Note each line that includes the word "зберегти". Copy those lines.

<<<<

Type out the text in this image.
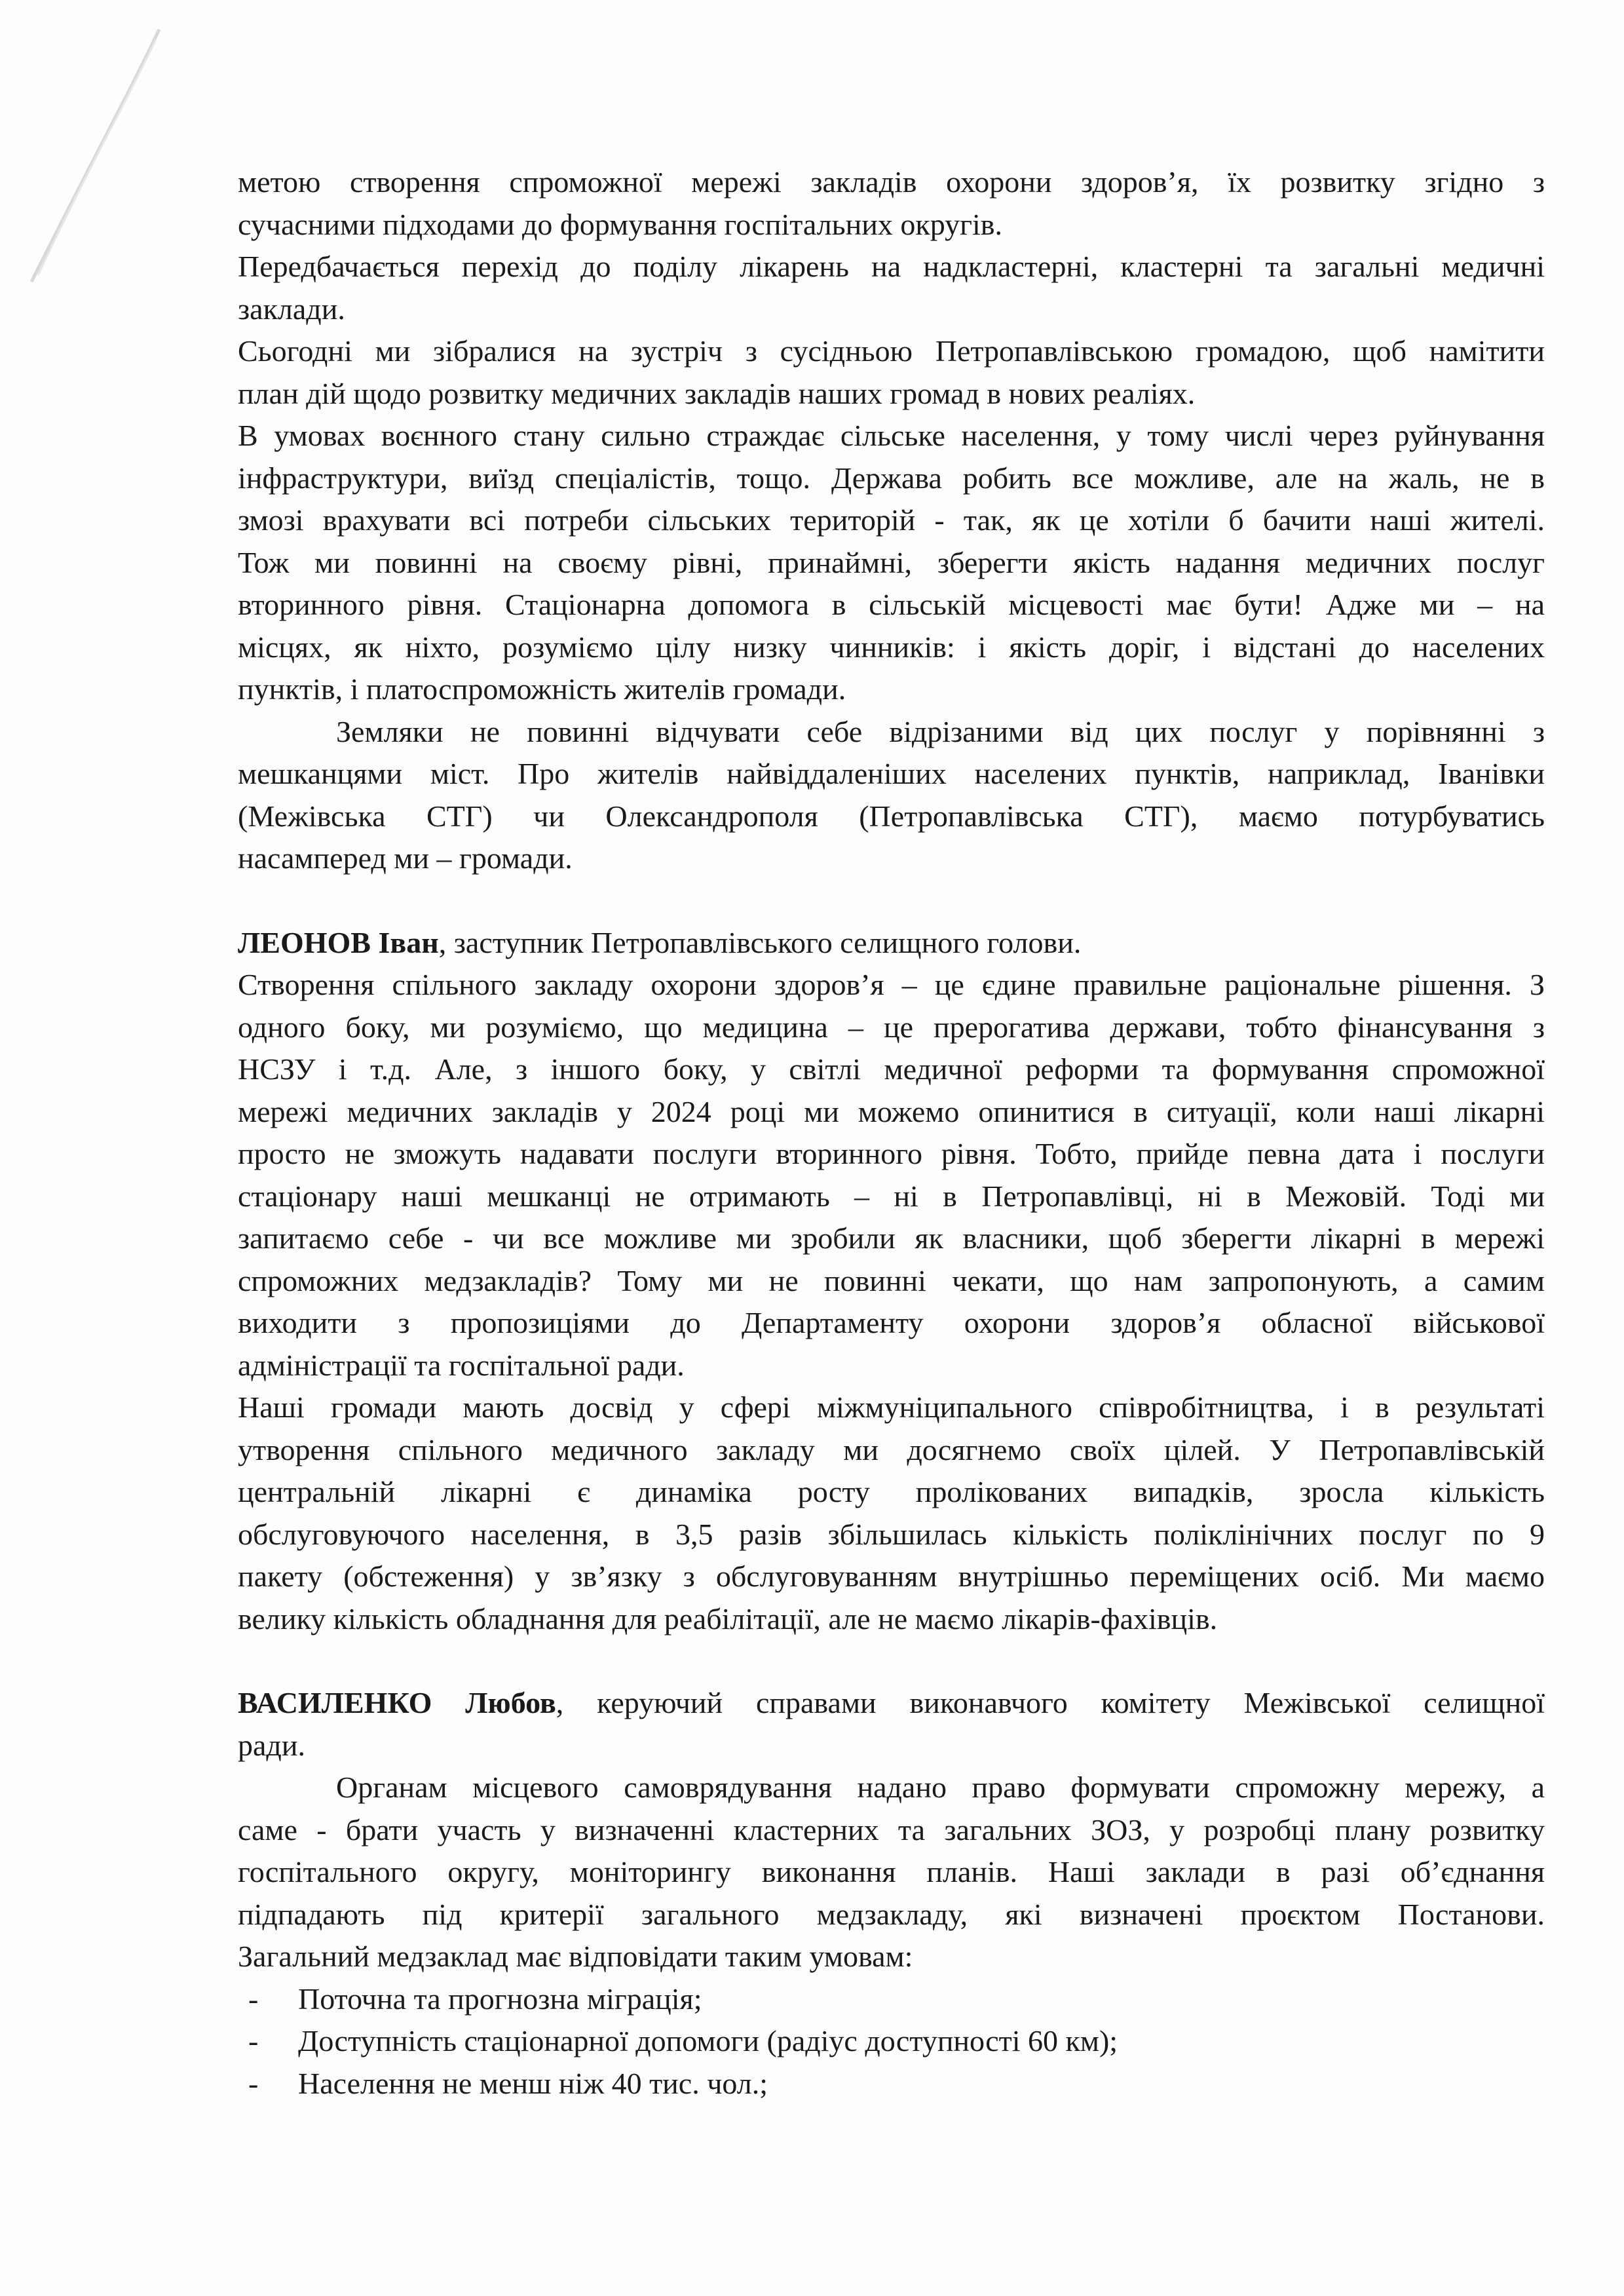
метою створення спроможної мережі закладів охорони здоров’я, їх розвитку згідно з

сучасними підходами до формування госпітальних округів.

Передбачається перехід до поділу лікарень на надкластерні, кластерні та загальні медичні

заклади.

Сьогодні ми зібралися на зустріч з сусідньою Петропавлівською громадою, щоб намітити

план дій щодо розвитку медичних закладів наших громад в нових реаліях.

В умовах воєнного стану сильно страждає сільське населення, у тому числі через руйнування

інфраструктури, виїзд спеціалістів, тощо. Держава робить все можливе, але на жаль, не в

змозі врахувати всі потреби сільських територій - так, як це хотіли б бачити наші жителі.

Тож ми повинні на своєму рівні, принаймні, зберегти якість надання медичних послуг

вторинного рівня. Стаціонарна допомога в сільській місцевості має бути! Адже ми – на

місцях, як ніхто, розуміємо цілу низку чинників: і якість доріг, і відстані до населених

пунктів, і платоспроможність жителів громади.

Земляки не повинні відчувати себе відрізаними від цих послуг у порівнянні з

мешканцями міст. Про жителів найвіддаленіших населених пунктів, наприклад, Іванівки

(Межівська СТГ) чи Олександрополя (Петропавлівська СТГ), маємо потурбуватись

насамперед ми – громади.

ЛЕОНОВ Іван, заступник Петропавлівського селищного голови.

Створення спільного закладу охорони здоров’я – це єдине правильне раціональне рішення. З

одного боку, ми розуміємо, що медицина – це прерогатива держави, тобто фінансування з

НСЗУ і т.д. Але, з іншого боку, у світлі медичної реформи та формування спроможної

мережі медичних закладів у 2024 році ми можемо опинитися в ситуації, коли наші лікарні

просто не зможуть надавати послуги вторинного рівня. Тобто, прийде певна дата і послуги

стаціонару наші мешканці не отримають – ні в Петропавлівці, ні в Межовій. Тоді ми

запитаємо себе - чи все можливе ми зробили як власники, щоб зберегти лікарні в мережі

спроможних медзакладів? Тому ми не повинні чекати, що нам запропонують, а самим

виходити з пропозиціями до Департаменту охорони здоров’я обласної військової

адміністрації та госпітальної ради.

Наші громади мають досвід у сфері міжмуніципального співробітництва, і в результаті

утворення спільного медичного закладу ми досягнемо своїх цілей. У Петропавлівській

центральній лікарні є динаміка росту пролікованих випадків, зросла кількість

обслуговуючого населення, в 3,5 разів збільшилась кількість поліклінічних послуг по 9

пакету (обстеження) у зв’язку з обслуговуванням внутрішньо переміщених осіб. Ми маємо

велику кількість обладнання для реабілітації, але не маємо лікарів-фахівців.

ВАСИЛЕНКО Любов, керуючий справами виконавчого комітету Межівської селищної

ради.

Органам місцевого самоврядування надано право формувати спроможну мережу, а

саме - брати участь у визначенні кластерних та загальних ЗОЗ, у розробці плану розвитку

госпітального округу, моніторингу виконання планів. Наші заклади в разі об’єднання

підпадають під критерії загального медзакладу, які визначені проєктом Постанови.

Загальний медзаклад має відповідати таким умовам:

- Поточна та прогнозна міграція;
- Доступність стаціонарної допомоги (радіус доступності 60 км);
- Населення не менш ніж 40 тис. чол.;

>>>>

_Exercise solution_.
Тож ми повинні на своєму рівні, принаймні, зберегти якість надання медичних послуг
запитаємо себе - чи все можливе ми зробили як власники, щоб зберегти лікарні в мережі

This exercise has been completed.